Begin Material provided

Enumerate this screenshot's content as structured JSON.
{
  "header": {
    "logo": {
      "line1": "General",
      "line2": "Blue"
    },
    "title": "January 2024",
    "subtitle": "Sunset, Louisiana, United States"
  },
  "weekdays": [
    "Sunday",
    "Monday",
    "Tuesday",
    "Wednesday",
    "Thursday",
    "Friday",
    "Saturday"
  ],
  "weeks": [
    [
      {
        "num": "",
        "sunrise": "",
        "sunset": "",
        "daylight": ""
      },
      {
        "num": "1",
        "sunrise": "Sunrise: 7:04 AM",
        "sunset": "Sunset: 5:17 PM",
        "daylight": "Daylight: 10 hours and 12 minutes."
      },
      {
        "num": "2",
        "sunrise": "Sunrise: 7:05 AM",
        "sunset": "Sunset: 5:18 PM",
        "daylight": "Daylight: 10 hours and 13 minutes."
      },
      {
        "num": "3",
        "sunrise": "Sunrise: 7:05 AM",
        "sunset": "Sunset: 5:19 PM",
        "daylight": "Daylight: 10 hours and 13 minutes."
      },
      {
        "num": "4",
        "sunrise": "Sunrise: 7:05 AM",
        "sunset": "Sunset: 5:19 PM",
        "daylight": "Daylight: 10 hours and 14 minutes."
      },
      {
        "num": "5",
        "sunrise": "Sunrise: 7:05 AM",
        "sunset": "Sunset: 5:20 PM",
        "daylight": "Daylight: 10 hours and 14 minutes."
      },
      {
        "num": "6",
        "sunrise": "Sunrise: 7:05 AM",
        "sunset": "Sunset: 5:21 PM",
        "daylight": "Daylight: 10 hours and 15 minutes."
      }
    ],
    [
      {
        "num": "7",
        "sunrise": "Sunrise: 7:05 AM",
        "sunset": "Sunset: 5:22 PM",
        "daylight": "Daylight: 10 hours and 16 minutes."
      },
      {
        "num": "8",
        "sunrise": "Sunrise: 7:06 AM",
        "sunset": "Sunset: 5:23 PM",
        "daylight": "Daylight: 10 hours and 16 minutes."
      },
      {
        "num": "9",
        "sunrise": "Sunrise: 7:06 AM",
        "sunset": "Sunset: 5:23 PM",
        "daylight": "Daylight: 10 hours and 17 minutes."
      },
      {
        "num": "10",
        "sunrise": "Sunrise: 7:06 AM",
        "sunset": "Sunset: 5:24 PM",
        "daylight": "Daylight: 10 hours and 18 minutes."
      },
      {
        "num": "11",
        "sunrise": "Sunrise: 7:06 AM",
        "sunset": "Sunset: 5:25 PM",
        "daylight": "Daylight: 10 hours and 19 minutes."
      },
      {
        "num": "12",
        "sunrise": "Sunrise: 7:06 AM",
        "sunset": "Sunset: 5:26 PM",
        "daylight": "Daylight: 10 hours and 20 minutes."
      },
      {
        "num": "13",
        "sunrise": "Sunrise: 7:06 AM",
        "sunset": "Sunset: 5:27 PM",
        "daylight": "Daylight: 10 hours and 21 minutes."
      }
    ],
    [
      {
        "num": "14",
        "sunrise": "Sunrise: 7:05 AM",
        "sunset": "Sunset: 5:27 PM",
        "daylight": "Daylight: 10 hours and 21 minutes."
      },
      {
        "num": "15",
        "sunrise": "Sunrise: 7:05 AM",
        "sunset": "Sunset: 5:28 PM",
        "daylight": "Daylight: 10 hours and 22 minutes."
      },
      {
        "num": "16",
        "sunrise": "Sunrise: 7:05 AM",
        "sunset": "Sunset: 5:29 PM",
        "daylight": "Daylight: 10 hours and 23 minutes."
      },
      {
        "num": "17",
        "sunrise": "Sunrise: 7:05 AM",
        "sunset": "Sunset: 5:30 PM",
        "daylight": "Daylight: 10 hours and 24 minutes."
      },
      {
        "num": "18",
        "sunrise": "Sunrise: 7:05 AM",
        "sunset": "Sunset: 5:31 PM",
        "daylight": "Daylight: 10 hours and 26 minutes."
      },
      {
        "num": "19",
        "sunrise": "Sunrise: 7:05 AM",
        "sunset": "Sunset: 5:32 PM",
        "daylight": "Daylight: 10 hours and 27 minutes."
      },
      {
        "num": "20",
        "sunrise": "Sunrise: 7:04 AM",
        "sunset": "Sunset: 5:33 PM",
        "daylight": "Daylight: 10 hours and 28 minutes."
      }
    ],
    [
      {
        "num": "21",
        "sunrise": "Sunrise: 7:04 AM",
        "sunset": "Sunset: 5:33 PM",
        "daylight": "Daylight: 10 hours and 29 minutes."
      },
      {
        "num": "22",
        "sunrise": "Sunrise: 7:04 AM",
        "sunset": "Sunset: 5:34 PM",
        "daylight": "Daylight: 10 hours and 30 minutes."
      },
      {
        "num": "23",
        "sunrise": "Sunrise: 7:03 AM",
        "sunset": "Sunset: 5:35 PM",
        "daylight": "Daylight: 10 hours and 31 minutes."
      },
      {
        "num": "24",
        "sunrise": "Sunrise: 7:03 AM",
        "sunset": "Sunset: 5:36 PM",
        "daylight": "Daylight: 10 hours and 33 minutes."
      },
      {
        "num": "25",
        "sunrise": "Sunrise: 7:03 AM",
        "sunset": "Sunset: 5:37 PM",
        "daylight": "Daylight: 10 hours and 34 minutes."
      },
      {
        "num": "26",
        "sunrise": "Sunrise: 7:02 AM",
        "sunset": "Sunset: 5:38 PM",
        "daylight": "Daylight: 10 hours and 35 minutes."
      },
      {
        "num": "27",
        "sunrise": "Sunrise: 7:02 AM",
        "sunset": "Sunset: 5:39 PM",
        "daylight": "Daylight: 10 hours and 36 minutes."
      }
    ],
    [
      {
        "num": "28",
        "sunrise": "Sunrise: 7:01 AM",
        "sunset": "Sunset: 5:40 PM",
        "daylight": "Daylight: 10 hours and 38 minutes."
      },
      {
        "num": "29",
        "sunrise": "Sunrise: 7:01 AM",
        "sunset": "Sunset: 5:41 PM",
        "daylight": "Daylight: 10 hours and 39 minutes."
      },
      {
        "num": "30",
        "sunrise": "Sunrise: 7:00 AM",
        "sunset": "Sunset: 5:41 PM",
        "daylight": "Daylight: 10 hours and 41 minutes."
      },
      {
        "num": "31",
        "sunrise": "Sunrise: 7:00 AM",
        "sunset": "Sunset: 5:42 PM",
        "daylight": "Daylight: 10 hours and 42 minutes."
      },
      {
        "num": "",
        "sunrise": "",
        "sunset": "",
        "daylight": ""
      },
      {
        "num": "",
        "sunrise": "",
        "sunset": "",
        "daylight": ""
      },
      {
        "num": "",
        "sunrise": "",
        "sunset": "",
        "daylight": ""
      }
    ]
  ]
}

End Material provided

What is expected: Extract every record. Keep wording exact.

Expected answer:
Enumerate this screenshot's content as structured JSON.
{
  "header": {
    "logo": {
      "line1": "General",
      "line2": "Blue"
    },
    "title": "January 2024",
    "subtitle": "Sunset, Louisiana, United States"
  },
  "weekdays": [
    "Sunday",
    "Monday",
    "Tuesday",
    "Wednesday",
    "Thursday",
    "Friday",
    "Saturday"
  ],
  "weeks": [
    [
      {
        "num": "",
        "sunrise": "",
        "sunset": "",
        "daylight": ""
      },
      {
        "num": "1",
        "sunrise": "Sunrise: 7:04 AM",
        "sunset": "Sunset: 5:17 PM",
        "daylight": "Daylight: 10 hours and 12 minutes."
      },
      {
        "num": "2",
        "sunrise": "Sunrise: 7:05 AM",
        "sunset": "Sunset: 5:18 PM",
        "daylight": "Daylight: 10 hours and 13 minutes."
      },
      {
        "num": "3",
        "sunrise": "Sunrise: 7:05 AM",
        "sunset": "Sunset: 5:19 PM",
        "daylight": "Daylight: 10 hours and 13 minutes."
      },
      {
        "num": "4",
        "sunrise": "Sunrise: 7:05 AM",
        "sunset": "Sunset: 5:19 PM",
        "daylight": "Daylight: 10 hours and 14 minutes."
      },
      {
        "num": "5",
        "sunrise": "Sunrise: 7:05 AM",
        "sunset": "Sunset: 5:20 PM",
        "daylight": "Daylight: 10 hours and 14 minutes."
      },
      {
        "num": "6",
        "sunrise": "Sunrise: 7:05 AM",
        "sunset": "Sunset: 5:21 PM",
        "daylight": "Daylight: 10 hours and 15 minutes."
      }
    ],
    [
      {
        "num": "7",
        "sunrise": "Sunrise: 7:05 AM",
        "sunset": "Sunset: 5:22 PM",
        "daylight": "Daylight: 10 hours and 16 minutes."
      },
      {
        "num": "8",
        "sunrise": "Sunrise: 7:06 AM",
        "sunset": "Sunset: 5:23 PM",
        "daylight": "Daylight: 10 hours and 16 minutes."
      },
      {
        "num": "9",
        "sunrise": "Sunrise: 7:06 AM",
        "sunset": "Sunset: 5:23 PM",
        "daylight": "Daylight: 10 hours and 17 minutes."
      },
      {
        "num": "10",
        "sunrise": "Sunrise: 7:06 AM",
        "sunset": "Sunset: 5:24 PM",
        "daylight": "Daylight: 10 hours and 18 minutes."
      },
      {
        "num": "11",
        "sunrise": "Sunrise: 7:06 AM",
        "sunset": "Sunset: 5:25 PM",
        "daylight": "Daylight: 10 hours and 19 minutes."
      },
      {
        "num": "12",
        "sunrise": "Sunrise: 7:06 AM",
        "sunset": "Sunset: 5:26 PM",
        "daylight": "Daylight: 10 hours and 20 minutes."
      },
      {
        "num": "13",
        "sunrise": "Sunrise: 7:06 AM",
        "sunset": "Sunset: 5:27 PM",
        "daylight": "Daylight: 10 hours and 21 minutes."
      }
    ],
    [
      {
        "num": "14",
        "sunrise": "Sunrise: 7:05 AM",
        "sunset": "Sunset: 5:27 PM",
        "daylight": "Daylight: 10 hours and 21 minutes."
      },
      {
        "num": "15",
        "sunrise": "Sunrise: 7:05 AM",
        "sunset": "Sunset: 5:28 PM",
        "daylight": "Daylight: 10 hours and 22 minutes."
      },
      {
        "num": "16",
        "sunrise": "Sunrise: 7:05 AM",
        "sunset": "Sunset: 5:29 PM",
        "daylight": "Daylight: 10 hours and 23 minutes."
      },
      {
        "num": "17",
        "sunrise": "Sunrise: 7:05 AM",
        "sunset": "Sunset: 5:30 PM",
        "daylight": "Daylight: 10 hours and 24 minutes."
      },
      {
        "num": "18",
        "sunrise": "Sunrise: 7:05 AM",
        "sunset": "Sunset: 5:31 PM",
        "daylight": "Daylight: 10 hours and 26 minutes."
      },
      {
        "num": "19",
        "sunrise": "Sunrise: 7:05 AM",
        "sunset": "Sunset: 5:32 PM",
        "daylight": "Daylight: 10 hours and 27 minutes."
      },
      {
        "num": "20",
        "sunrise": "Sunrise: 7:04 AM",
        "sunset": "Sunset: 5:33 PM",
        "daylight": "Daylight: 10 hours and 28 minutes."
      }
    ],
    [
      {
        "num": "21",
        "sunrise": "Sunrise: 7:04 AM",
        "sunset": "Sunset: 5:33 PM",
        "daylight": "Daylight: 10 hours and 29 minutes."
      },
      {
        "num": "22",
        "sunrise": "Sunrise: 7:04 AM",
        "sunset": "Sunset: 5:34 PM",
        "daylight": "Daylight: 10 hours and 30 minutes."
      },
      {
        "num": "23",
        "sunrise": "Sunrise: 7:03 AM",
        "sunset": "Sunset: 5:35 PM",
        "daylight": "Daylight: 10 hours and 31 minutes."
      },
      {
        "num": "24",
        "sunrise": "Sunrise: 7:03 AM",
        "sunset": "Sunset: 5:36 PM",
        "daylight": "Daylight: 10 hours and 33 minutes."
      },
      {
        "num": "25",
        "sunrise": "Sunrise: 7:03 AM",
        "sunset": "Sunset: 5:37 PM",
        "daylight": "Daylight: 10 hours and 34 minutes."
      },
      {
        "num": "26",
        "sunrise": "Sunrise: 7:02 AM",
        "sunset": "Sunset: 5:38 PM",
        "daylight": "Daylight: 10 hours and 35 minutes."
      },
      {
        "num": "27",
        "sunrise": "Sunrise: 7:02 AM",
        "sunset": "Sunset: 5:39 PM",
        "daylight": "Daylight: 10 hours and 36 minutes."
      }
    ],
    [
      {
        "num": "28",
        "sunrise": "Sunrise: 7:01 AM",
        "sunset": "Sunset: 5:40 PM",
        "daylight": "Daylight: 10 hours and 38 minutes."
      },
      {
        "num": "29",
        "sunrise": "Sunrise: 7:01 AM",
        "sunset": "Sunset: 5:41 PM",
        "daylight": "Daylight: 10 hours and 39 minutes."
      },
      {
        "num": "30",
        "sunrise": "Sunrise: 7:00 AM",
        "sunset": "Sunset: 5:41 PM",
        "daylight": "Daylight: 10 hours and 41 minutes."
      },
      {
        "num": "31",
        "sunrise": "Sunrise: 7:00 AM",
        "sunset": "Sunset: 5:42 PM",
        "daylight": "Daylight: 10 hours and 42 minutes."
      },
      {
        "num": "",
        "sunrise": "",
        "sunset": "",
        "daylight": ""
      },
      {
        "num": "",
        "sunrise": "",
        "sunset": "",
        "daylight": ""
      },
      {
        "num": "",
        "sunrise": "",
        "sunset": "",
        "daylight": ""
      }
    ]
  ]
}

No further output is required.